┏━━

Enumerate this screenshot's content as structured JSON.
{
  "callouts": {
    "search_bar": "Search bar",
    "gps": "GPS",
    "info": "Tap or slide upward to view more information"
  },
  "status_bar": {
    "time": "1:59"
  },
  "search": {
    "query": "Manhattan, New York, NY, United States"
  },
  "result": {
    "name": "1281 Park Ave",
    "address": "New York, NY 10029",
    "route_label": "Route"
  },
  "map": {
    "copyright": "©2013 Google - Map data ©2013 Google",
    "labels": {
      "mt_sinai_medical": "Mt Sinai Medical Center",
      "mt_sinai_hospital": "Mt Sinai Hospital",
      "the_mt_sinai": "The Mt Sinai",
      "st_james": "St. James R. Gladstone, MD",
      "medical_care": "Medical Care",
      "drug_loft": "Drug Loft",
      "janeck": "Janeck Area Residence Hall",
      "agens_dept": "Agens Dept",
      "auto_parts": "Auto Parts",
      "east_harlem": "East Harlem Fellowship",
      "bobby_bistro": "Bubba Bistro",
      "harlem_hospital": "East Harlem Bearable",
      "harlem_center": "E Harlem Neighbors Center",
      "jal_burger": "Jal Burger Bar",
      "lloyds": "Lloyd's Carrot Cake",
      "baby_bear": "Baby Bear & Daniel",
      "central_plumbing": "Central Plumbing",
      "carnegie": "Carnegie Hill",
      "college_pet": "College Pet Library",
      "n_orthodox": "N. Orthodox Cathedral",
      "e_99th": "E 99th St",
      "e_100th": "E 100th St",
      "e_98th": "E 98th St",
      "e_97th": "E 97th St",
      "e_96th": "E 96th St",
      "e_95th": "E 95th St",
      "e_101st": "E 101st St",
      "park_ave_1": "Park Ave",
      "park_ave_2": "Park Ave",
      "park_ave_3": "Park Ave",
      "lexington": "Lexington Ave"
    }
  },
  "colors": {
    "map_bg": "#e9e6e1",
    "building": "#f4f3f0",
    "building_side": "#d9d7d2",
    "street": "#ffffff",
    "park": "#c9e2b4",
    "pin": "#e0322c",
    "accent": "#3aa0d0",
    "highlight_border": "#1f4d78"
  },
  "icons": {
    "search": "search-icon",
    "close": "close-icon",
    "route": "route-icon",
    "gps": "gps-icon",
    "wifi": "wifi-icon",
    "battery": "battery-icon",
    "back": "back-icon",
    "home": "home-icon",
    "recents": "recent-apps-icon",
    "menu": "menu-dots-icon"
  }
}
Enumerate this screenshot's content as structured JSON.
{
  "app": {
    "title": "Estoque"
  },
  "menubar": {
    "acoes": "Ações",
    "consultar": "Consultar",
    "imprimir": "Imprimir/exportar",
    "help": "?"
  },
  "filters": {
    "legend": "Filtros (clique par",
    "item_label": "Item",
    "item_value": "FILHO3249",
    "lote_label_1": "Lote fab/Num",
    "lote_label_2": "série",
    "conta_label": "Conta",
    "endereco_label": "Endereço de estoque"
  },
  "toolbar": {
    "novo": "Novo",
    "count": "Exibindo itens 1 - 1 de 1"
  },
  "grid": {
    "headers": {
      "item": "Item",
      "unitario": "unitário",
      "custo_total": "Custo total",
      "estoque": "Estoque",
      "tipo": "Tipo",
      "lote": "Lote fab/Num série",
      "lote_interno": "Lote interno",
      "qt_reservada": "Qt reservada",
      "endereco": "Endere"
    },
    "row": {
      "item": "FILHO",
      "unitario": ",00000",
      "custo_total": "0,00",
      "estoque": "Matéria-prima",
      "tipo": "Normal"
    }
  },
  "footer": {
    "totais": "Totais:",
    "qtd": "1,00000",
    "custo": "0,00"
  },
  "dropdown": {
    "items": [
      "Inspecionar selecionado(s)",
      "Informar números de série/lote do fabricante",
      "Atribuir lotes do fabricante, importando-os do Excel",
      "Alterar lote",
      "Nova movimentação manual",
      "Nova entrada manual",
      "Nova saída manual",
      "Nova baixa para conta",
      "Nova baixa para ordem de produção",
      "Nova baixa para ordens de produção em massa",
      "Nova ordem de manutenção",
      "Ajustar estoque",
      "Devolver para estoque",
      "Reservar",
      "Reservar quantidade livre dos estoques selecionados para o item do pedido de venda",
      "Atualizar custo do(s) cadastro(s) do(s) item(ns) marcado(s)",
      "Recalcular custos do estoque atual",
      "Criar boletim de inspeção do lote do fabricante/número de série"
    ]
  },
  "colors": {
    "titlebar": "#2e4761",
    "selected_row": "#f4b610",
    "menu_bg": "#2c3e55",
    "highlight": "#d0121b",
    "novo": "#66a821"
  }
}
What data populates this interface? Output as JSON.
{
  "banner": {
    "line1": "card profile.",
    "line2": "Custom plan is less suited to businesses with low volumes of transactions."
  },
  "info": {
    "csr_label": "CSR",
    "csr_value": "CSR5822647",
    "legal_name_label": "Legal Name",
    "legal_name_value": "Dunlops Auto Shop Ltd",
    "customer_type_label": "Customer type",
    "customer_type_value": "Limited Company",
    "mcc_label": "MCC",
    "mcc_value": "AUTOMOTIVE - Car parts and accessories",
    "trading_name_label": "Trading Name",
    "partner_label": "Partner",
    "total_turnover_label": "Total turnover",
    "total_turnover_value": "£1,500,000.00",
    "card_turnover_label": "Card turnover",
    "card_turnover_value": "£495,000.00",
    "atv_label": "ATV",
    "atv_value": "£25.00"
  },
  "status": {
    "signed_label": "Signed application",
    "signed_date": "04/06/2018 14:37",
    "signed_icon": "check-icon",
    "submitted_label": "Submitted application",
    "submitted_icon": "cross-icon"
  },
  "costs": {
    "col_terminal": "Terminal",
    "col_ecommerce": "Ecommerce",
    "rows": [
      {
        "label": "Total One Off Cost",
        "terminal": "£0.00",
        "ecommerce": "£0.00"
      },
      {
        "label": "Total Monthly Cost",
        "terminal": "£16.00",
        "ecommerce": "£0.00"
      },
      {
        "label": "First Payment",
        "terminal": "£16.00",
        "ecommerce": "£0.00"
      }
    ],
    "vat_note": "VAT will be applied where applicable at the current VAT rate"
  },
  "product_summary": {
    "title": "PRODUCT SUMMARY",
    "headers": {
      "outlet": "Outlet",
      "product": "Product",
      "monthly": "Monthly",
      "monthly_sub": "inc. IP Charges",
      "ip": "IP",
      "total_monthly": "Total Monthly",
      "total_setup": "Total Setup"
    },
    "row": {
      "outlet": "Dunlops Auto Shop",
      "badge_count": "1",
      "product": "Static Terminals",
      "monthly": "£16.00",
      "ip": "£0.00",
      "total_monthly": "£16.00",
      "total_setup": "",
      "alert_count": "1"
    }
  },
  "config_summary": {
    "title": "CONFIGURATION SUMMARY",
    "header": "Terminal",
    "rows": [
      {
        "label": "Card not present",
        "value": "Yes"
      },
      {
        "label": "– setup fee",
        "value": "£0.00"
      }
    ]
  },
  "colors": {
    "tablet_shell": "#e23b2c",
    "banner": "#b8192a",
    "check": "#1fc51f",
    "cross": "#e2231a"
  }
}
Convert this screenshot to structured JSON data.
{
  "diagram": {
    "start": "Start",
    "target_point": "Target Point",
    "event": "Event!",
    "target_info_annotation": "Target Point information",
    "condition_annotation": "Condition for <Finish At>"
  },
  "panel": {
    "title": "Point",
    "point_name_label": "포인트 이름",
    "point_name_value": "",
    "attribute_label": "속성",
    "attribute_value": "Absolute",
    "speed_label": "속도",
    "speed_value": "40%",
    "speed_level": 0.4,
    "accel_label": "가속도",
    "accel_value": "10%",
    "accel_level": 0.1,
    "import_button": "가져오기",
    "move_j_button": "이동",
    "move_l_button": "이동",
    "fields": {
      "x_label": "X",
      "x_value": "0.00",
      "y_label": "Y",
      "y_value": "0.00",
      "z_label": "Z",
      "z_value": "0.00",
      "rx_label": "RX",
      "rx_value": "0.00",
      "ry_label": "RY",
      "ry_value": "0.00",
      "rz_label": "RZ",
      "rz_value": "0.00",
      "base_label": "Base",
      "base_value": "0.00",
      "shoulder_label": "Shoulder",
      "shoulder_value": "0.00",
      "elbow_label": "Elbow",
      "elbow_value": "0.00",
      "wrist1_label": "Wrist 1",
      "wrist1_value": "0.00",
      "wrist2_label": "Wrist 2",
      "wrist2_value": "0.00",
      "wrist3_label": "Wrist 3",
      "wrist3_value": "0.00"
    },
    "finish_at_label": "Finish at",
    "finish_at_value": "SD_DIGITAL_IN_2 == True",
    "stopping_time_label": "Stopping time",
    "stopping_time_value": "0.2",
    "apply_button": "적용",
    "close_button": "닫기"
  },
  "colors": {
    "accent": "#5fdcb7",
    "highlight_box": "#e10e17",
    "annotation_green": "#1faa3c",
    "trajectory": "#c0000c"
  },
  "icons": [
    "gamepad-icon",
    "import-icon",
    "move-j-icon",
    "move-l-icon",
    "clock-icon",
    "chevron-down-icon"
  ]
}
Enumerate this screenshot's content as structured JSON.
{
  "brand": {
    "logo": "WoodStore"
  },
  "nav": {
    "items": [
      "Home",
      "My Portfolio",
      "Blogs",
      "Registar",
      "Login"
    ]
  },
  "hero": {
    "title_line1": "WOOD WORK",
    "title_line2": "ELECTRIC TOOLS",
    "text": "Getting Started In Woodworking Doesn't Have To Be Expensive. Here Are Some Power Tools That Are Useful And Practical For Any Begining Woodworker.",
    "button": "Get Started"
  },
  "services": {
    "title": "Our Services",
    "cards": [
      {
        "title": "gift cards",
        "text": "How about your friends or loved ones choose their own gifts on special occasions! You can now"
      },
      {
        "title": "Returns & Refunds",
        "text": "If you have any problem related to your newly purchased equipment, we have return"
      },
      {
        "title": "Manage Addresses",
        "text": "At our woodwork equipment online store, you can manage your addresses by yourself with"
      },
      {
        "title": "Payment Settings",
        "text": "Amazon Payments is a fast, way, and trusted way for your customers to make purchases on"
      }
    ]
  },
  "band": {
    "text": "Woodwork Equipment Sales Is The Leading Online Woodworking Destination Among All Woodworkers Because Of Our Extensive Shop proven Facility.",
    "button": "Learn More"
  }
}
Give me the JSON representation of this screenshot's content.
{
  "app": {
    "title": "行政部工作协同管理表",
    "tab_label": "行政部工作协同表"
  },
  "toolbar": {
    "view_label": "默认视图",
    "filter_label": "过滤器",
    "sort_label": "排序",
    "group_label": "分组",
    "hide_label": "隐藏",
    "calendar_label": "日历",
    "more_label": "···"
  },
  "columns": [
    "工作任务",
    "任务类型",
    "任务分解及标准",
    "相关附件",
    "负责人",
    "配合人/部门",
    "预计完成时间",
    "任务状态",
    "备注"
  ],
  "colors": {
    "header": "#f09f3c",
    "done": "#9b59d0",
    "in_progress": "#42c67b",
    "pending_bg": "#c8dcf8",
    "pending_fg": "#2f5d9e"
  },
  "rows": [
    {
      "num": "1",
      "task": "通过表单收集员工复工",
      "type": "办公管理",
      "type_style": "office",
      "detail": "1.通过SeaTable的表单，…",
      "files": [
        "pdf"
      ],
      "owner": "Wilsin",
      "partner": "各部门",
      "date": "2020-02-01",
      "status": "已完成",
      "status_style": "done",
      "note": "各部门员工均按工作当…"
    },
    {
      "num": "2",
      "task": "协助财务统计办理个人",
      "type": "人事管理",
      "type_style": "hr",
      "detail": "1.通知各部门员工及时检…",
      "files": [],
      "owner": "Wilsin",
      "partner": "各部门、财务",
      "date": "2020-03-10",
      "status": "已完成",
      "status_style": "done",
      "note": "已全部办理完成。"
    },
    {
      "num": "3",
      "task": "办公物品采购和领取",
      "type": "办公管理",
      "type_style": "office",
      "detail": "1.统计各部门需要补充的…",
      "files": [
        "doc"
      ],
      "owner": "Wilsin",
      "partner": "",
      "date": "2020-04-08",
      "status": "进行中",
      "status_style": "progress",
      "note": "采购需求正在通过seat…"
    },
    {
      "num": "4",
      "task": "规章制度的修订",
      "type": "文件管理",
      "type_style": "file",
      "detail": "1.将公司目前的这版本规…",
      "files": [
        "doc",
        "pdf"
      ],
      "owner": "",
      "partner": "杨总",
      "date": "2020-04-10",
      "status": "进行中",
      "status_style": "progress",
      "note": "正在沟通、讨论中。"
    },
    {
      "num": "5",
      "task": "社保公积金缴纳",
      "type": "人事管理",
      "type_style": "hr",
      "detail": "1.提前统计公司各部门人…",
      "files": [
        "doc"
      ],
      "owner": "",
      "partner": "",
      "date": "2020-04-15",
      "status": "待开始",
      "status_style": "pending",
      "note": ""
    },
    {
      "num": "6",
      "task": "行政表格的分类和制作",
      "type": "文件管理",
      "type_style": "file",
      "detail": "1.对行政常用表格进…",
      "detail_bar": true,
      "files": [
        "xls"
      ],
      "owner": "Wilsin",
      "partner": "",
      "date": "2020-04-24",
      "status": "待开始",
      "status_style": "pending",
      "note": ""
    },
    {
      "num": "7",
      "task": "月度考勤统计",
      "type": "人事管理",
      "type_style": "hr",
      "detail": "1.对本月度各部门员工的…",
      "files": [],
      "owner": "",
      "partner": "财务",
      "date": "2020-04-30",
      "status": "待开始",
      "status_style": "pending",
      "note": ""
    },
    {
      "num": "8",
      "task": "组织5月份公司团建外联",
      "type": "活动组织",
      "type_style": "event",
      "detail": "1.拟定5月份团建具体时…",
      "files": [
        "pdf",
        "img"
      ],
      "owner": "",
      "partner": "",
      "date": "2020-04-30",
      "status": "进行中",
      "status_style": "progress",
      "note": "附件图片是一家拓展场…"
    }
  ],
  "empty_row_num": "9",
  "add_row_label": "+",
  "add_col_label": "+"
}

┗━━

→ **WHAT THIS TASK INVOLVES**
Only lines with the word "Shop" are wanted, so copy each one from the records.

→ **CORRECT RESPONSE**
    "legal_name_value": "Dunlops Auto Shop Ltd",
      "outlet": "Dunlops Auto Shop",
    "text": "Woodwork Equipment Sales Is The Leading Online Woodworking Destination Among All Woodworkers Because Of Our Extensive Shop proven Facility.",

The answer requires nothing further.